> **TEXT SEGMENT**

CheMin is an X-ray powder diffraction instrument that also has X-ray fluorescence capabilities. CheMin does not require the use of liquid reagents, instead, it utilizes a microfocus cobalt X-ray tube, a transmission sample cell and an energy-discriminating X-ray-sensitive CCD to produce simultaneous 2-D X-ray diffraction patterns and energy-dispersive histograms from powdered samples. Raw CCD frames are processed into data products on board the rover to reduce the data volume. These data products are transmitted to Earth for further processing analyses.

In operation, the collimated X-ray source produces and directs a beam through a transmission sample cell containing powdered material. A CCD (charge-coupled device) imager is positioned on the opposite side of the sample from the source and directly detects X-rays diffracted or fluoresced by the sample. The CCD can measure the charge generated by each photon, and hence its energy. Diffracted X-rays strike the detector and are identified by their energy, producing a two-dimensional image that constitutes the diffraction pattern of the sample. Both crystalline and amorphous materials can be analyzed in this fashion.

[Stored data entries]
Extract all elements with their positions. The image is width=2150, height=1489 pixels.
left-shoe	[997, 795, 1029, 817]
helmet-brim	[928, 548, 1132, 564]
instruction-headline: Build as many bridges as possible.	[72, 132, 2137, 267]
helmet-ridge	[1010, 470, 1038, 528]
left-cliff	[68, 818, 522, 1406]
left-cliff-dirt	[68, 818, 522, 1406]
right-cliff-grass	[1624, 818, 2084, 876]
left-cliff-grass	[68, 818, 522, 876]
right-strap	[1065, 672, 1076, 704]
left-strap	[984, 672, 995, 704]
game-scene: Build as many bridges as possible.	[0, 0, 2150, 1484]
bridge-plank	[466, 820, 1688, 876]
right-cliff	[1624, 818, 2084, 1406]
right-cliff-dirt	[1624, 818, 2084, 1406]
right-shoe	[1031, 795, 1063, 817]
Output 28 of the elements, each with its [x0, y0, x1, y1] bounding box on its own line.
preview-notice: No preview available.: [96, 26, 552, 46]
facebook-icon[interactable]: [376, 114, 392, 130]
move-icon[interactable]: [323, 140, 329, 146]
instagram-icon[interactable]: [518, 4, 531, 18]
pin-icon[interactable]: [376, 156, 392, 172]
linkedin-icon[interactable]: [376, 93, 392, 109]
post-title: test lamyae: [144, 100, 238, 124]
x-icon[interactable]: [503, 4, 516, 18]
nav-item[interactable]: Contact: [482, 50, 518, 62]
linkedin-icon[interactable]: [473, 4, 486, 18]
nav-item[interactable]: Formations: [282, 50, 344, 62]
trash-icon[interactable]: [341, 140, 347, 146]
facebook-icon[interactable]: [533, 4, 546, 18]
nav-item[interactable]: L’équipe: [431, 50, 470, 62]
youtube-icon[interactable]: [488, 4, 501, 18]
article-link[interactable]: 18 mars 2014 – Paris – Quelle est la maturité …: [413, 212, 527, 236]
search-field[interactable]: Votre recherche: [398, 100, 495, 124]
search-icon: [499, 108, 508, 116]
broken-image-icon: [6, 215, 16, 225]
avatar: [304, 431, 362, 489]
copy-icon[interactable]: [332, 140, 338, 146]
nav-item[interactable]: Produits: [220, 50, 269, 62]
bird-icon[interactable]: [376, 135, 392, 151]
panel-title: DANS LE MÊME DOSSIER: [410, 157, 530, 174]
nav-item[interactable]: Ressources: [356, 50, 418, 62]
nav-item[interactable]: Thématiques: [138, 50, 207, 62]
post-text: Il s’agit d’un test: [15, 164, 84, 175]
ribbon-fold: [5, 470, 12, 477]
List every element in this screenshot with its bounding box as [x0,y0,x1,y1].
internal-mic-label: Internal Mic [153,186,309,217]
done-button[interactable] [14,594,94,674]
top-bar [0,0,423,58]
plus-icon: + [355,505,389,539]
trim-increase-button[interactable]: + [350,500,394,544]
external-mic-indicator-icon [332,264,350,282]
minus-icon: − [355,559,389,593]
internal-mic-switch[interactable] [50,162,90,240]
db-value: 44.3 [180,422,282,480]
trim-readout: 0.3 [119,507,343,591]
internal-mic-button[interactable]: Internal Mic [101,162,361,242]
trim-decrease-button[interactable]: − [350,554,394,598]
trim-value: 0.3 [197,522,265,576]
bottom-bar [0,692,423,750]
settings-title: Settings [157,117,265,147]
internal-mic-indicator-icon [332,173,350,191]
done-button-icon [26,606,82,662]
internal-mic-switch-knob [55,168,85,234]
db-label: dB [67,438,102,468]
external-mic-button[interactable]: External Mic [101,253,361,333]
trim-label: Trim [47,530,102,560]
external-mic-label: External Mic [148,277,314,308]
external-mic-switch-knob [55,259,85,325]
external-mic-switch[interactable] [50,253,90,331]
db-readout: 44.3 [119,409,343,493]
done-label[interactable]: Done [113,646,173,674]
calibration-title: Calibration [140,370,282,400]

> **PROBLEMS AND TASKS**
A. According to the CheMin text, why are raw CCD frames processed on board the rover? Answer in one to three sentences.
B. In the CheMin text, what kind of X-ray tube does the instrument use?
C. Go on with the CheMin text from its last sentence.
The records have no connection to the text.

> **RESPONSES FOR EACH TASK**
A. They are processed into data products on board to reduce the data volume. Those data products are then sent to Earth for further processing.

B. A microfocus cobalt X-ray tube.

C.
A maximum of 65 mm^{3} of sample material is delivered to a vibrated funnel system that penetrates the rover deck, although only about 10 mm^{3} of material is required to fill the sample cell which is transparent with a disc-shaped volume, with an 8 mm diameter and 175 μm thickness. The funnel contains a 1 mm mesh screen to limit the particle size. Five permanent cells are loaded with calibration standards; these are single minerals or synthetic ceramic. Each analysis may take up to 10 hours, spread out over two or more Martian nights.

=== Features ===
- Capacity: CheMin is planned to analyze as many as 74 dry samples, but it is capable of analyzing many more because its sample cells can be emptied and reused for additional analyses. Cross-contamination by cell reuse is expected to be less than 5%. CheMin does not have the capability to store previously analyzed samples for later reanalysis.
- Detection limits: able to detect individual minerals that are present at the 3% level and above.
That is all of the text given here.